**Required work**
Identify the lines containing the word "Evolution". Copy each one.

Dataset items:
● ● ● ●
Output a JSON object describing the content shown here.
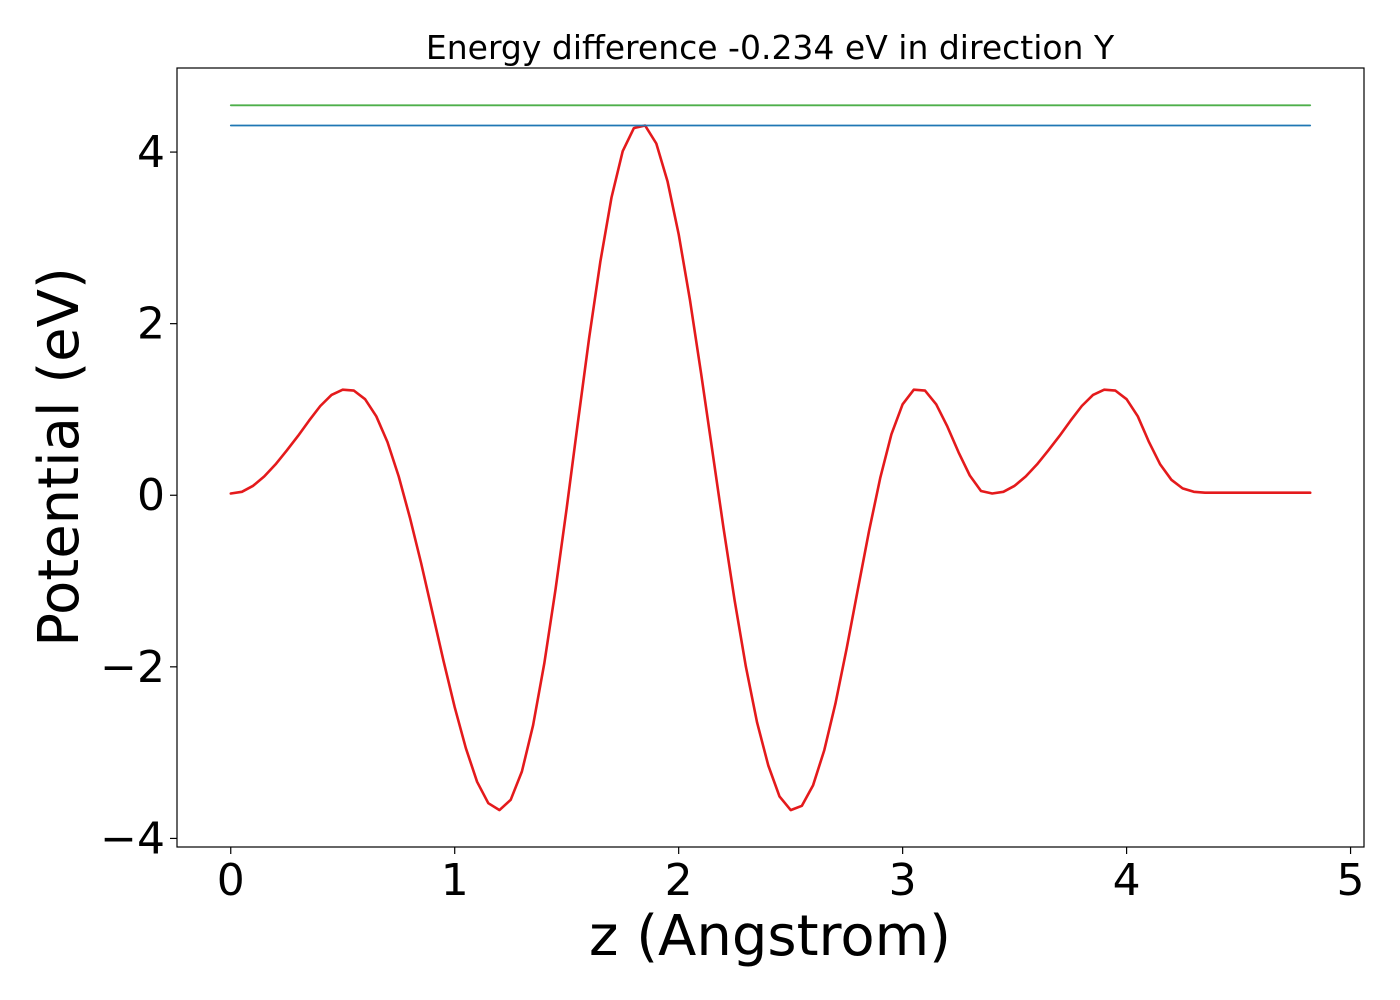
{
  "chart_data": {
    "type": "line",
    "title": "Energy difference -0.234 eV in direction Y",
    "xlabel": "z (Angstrom)",
    "ylabel": "Potential (eV)",
    "xlim": [
      -0.24,
      5.06
    ],
    "ylim": [
      -4.1,
      4.98
    ],
    "xticks": [
      0,
      1,
      2,
      3,
      4,
      5
    ],
    "xtick_labels": [
      "0",
      "1",
      "2",
      "3",
      "4",
      "5"
    ],
    "yticks": [
      -4,
      -2,
      0,
      2,
      4
    ],
    "ytick_labels": [
      "−4",
      "−2",
      "0",
      "2",
      "4"
    ],
    "grid": false,
    "legend": false,
    "series": [
      {
        "color": "#e41a1c",
        "x": [
          0.0,
          0.05,
          0.1,
          0.15,
          0.2,
          0.25,
          0.3,
          0.35,
          0.4,
          0.45,
          0.5,
          0.55,
          0.6,
          0.65,
          0.7,
          0.75,
          0.8,
          0.85,
          0.9,
          0.95,
          1.0,
          1.05,
          1.1,
          1.15,
          1.2,
          1.25,
          1.3,
          1.35,
          1.4,
          1.45,
          1.5,
          1.55,
          1.6,
          1.65,
          1.7,
          1.75,
          1.8,
          1.85,
          1.9,
          1.95,
          2.0,
          2.05,
          2.1,
          2.15,
          2.2,
          2.25,
          2.3,
          2.35,
          2.4,
          2.45,
          2.5,
          2.55,
          2.6,
          2.65,
          2.7,
          2.75,
          2.8,
          2.85,
          2.9,
          2.95,
          3.0,
          3.05,
          3.1,
          3.15,
          3.2,
          3.25,
          3.3,
          3.35,
          3.4,
          3.45,
          3.5,
          3.55,
          3.6,
          3.65,
          3.7,
          3.75,
          3.8,
          3.85,
          3.9,
          3.95,
          4.0,
          4.05,
          4.1,
          4.15,
          4.2,
          4.25,
          4.3,
          4.35,
          4.4,
          4.45,
          4.5,
          4.55,
          4.6,
          4.65,
          4.7,
          4.75,
          4.8,
          4.82
        ],
        "y": [
          0.02,
          0.04,
          0.11,
          0.22,
          0.36,
          0.52,
          0.69,
          0.87,
          1.04,
          1.17,
          1.23,
          1.22,
          1.12,
          0.92,
          0.62,
          0.22,
          -0.26,
          -0.79,
          -1.36,
          -1.93,
          -2.47,
          -2.95,
          -3.34,
          -3.59,
          -3.67,
          -3.55,
          -3.22,
          -2.68,
          -1.96,
          -1.1,
          -0.15,
          0.85,
          1.83,
          2.72,
          3.47,
          4.01,
          4.28,
          4.31,
          4.1,
          3.66,
          3.04,
          2.28,
          1.42,
          0.52,
          -0.38,
          -1.23,
          -2.0,
          -2.65,
          -3.15,
          -3.51,
          -3.67,
          -3.62,
          -3.38,
          -2.97,
          -2.43,
          -1.79,
          -1.1,
          -0.42,
          0.2,
          0.71,
          1.06,
          1.23,
          1.22,
          1.06,
          0.8,
          0.5,
          0.23,
          0.05,
          0.02,
          0.04,
          0.11,
          0.22,
          0.36,
          0.52,
          0.69,
          0.87,
          1.04,
          1.17,
          1.23,
          1.22,
          1.12,
          0.92,
          0.62,
          0.36,
          0.18,
          0.08,
          0.04,
          0.03,
          0.03,
          0.03,
          0.03,
          0.03,
          0.03,
          0.03,
          0.03,
          0.03,
          0.03,
          0.03
        ]
      },
      {
        "color": "#1f77b4",
        "x": [
          0.0,
          4.82
        ],
        "y": [
          4.31,
          4.31
        ]
      },
      {
        "color": "#4daf4a",
        "x": [
          0.0,
          4.82
        ],
        "y": [
          4.545,
          4.545
        ]
      }
    ]
  }
}
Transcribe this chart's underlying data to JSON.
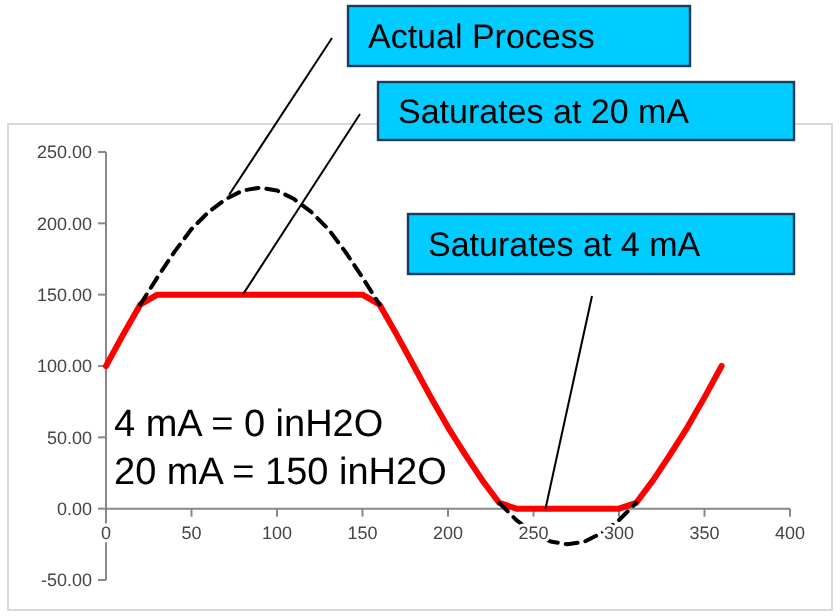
{
  "chart_data": {
    "type": "line",
    "x": [
      0,
      10,
      20,
      30,
      40,
      50,
      60,
      70,
      80,
      90,
      100,
      110,
      120,
      130,
      140,
      150,
      160,
      170,
      180,
      190,
      200,
      210,
      220,
      230,
      240,
      250,
      260,
      270,
      280,
      290,
      300,
      310,
      320,
      330,
      340,
      350,
      360
    ],
    "series": [
      {
        "color": "#ff0000",
        "line_style": "solid",
        "values": [
          100,
          122,
          143,
          150,
          150,
          150,
          150,
          150,
          150,
          150,
          150,
          150,
          150,
          150,
          150,
          150,
          143,
          122,
          100,
          78,
          57,
          38,
          20,
          4,
          0,
          0,
          0,
          0,
          0,
          0,
          0,
          4,
          20,
          38,
          57,
          78,
          100
        ]
      },
      {
        "color": "#000000",
        "line_style": "dashed",
        "values": [
          null,
          null,
          143,
          162,
          180,
          196,
          208,
          217,
          223,
          225,
          223,
          217,
          208,
          196,
          180,
          162,
          143,
          null,
          null,
          null,
          null,
          null,
          null,
          4,
          -8,
          -17,
          -23,
          -25,
          -23,
          -17,
          -8,
          4,
          null,
          null,
          null,
          null,
          null
        ]
      }
    ],
    "xlim": [
      0,
      400
    ],
    "xticks": [
      0,
      50,
      100,
      150,
      200,
      250,
      300,
      350,
      400
    ],
    "ylim": [
      -50,
      250
    ],
    "yticks": [
      {
        "value": -50,
        "label": "-50.00"
      },
      {
        "value": 0,
        "label": "0.00"
      },
      {
        "value": 50,
        "label": "50.00"
      },
      {
        "value": 100,
        "label": "100.00"
      },
      {
        "value": 150,
        "label": "150.00"
      },
      {
        "value": 200,
        "label": "200.00"
      },
      {
        "value": 250,
        "label": "250.00"
      }
    ],
    "grid": false,
    "marker": "none",
    "annotations": [
      {
        "text": "Actual Process",
        "x": 72,
        "y": 220
      },
      {
        "text": "Saturates at 20 mA",
        "x": 80,
        "y": 150
      },
      {
        "text": "Saturates at 4 mA",
        "x": 257,
        "y": 0
      },
      "4 mA = 0 inH2O",
      "20 mA = 150 inH2O"
    ]
  }
}
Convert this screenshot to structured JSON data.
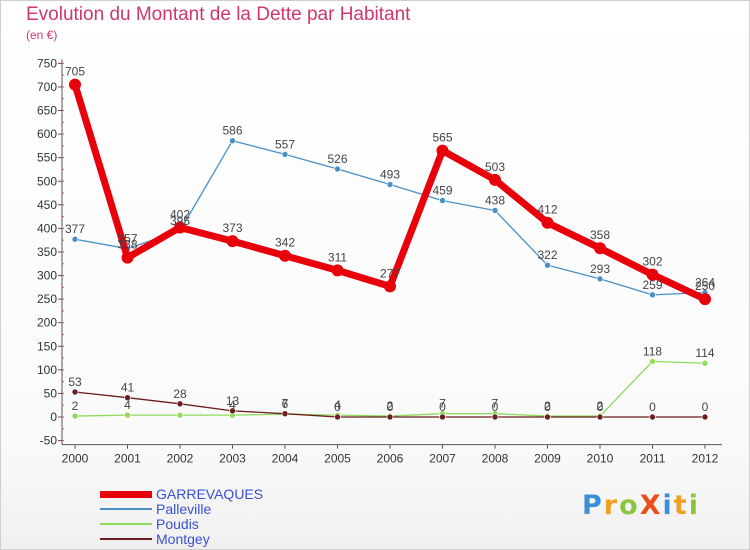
{
  "title": "Evolution du Montant de la Dette par Habitant",
  "subtitle": "(en €)",
  "logo": {
    "text": "ProXiti",
    "colors": [
      "#3b8ed8",
      "#f0a021",
      "#8cc63f",
      "#e94e1b",
      "#3b8ed8",
      "#f0a021",
      "#8cc63f"
    ]
  },
  "chart_data": {
    "type": "line",
    "title": "Evolution du Montant de la Dette par Habitant",
    "subtitle": "(en €)",
    "xlabel": "",
    "ylabel": "",
    "categories": [
      "2000",
      "2001",
      "2002",
      "2003",
      "2004",
      "2005",
      "2006",
      "2007",
      "2008",
      "2009",
      "2010",
      "2011",
      "2012"
    ],
    "yticks": [
      -50,
      0,
      50,
      100,
      150,
      200,
      250,
      300,
      350,
      400,
      450,
      500,
      550,
      600,
      650,
      700,
      750
    ],
    "ylim": [
      -50,
      750
    ],
    "grid": false,
    "legend_position": "bottom-left",
    "series": [
      {
        "name": "GARREVAQUES",
        "color": "#e8000b",
        "values": [
          705,
          338,
          402,
          373,
          342,
          311,
          277,
          565,
          503,
          412,
          358,
          302,
          250
        ],
        "labels": [
          "705",
          "338",
          "402",
          "373",
          "342",
          "311",
          "277",
          "565",
          "503",
          "412",
          "358",
          "302",
          "250"
        ]
      },
      {
        "name": "Palleville",
        "color": "#4a90c8",
        "values": [
          377,
          357,
          395,
          586,
          557,
          526,
          493,
          459,
          438,
          322,
          293,
          259,
          264
        ],
        "labels": [
          "377",
          "357",
          "395",
          "586",
          "557",
          "526",
          "493",
          "459",
          "438",
          "322",
          "293",
          "259",
          "264"
        ]
      },
      {
        "name": "Poudis",
        "color": "#8edc5a",
        "values": [
          2,
          4,
          4,
          4,
          6,
          4,
          2,
          7,
          7,
          2,
          2,
          118,
          114
        ],
        "labels": [
          "2",
          "4",
          "",
          "4",
          "6",
          "4",
          "2",
          "7",
          "7",
          "2",
          "2",
          "118",
          "114"
        ]
      },
      {
        "name": "Montgey",
        "color": "#6b1e1e",
        "values": [
          53,
          41,
          28,
          13,
          7,
          0,
          0,
          0,
          0,
          0,
          0,
          0,
          0
        ],
        "labels": [
          "53",
          "41",
          "28",
          "13",
          "7",
          "0",
          "0",
          "0",
          "0",
          "0",
          "0",
          "0",
          "0"
        ]
      }
    ]
  }
}
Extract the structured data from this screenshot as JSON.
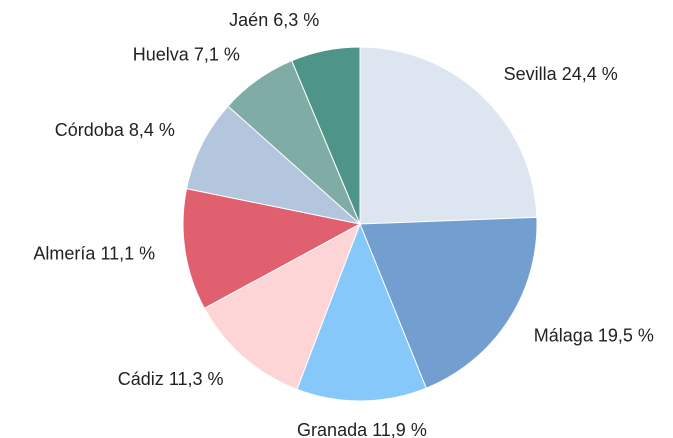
{
  "chart_data": {
    "type": "pie",
    "categories": [
      "Sevilla",
      "Málaga",
      "Granada",
      "Cádiz",
      "Almería",
      "Córdoba",
      "Huelva",
      "Jaén"
    ],
    "values": [
      24.4,
      19.5,
      11.9,
      11.3,
      11.1,
      8.4,
      7.1,
      6.3
    ],
    "value_labels": [
      "24,4 %",
      "19,5 %",
      "11,9 %",
      "11,3 %",
      "11,1 %",
      "8,4 %",
      "7,1 %",
      "6,3 %"
    ],
    "colors": [
      "#dde5f0",
      "#729fd0",
      "#86c8fa",
      "#fdd5d6",
      "#e06070",
      "#b4c5de",
      "#80aca6",
      "#4f9488"
    ]
  }
}
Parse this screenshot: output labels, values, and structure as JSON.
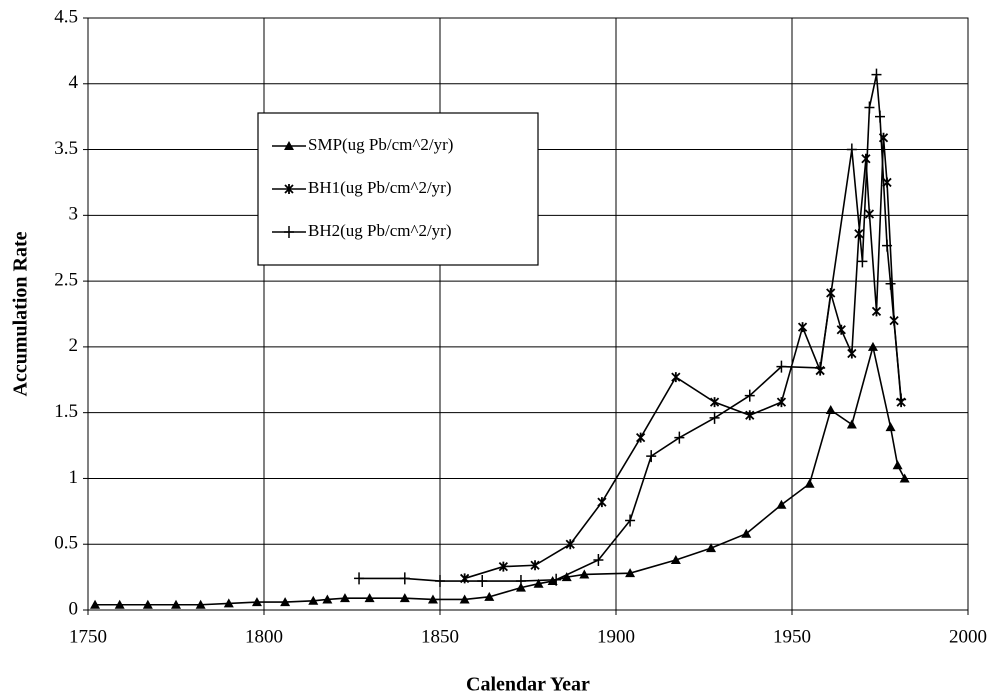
● ● ● ●
**Written answer**
  "title": "Evolution du Montant de la Dette par Habitant",
    "title": "Evolution du Montant de la Dette par Habitant",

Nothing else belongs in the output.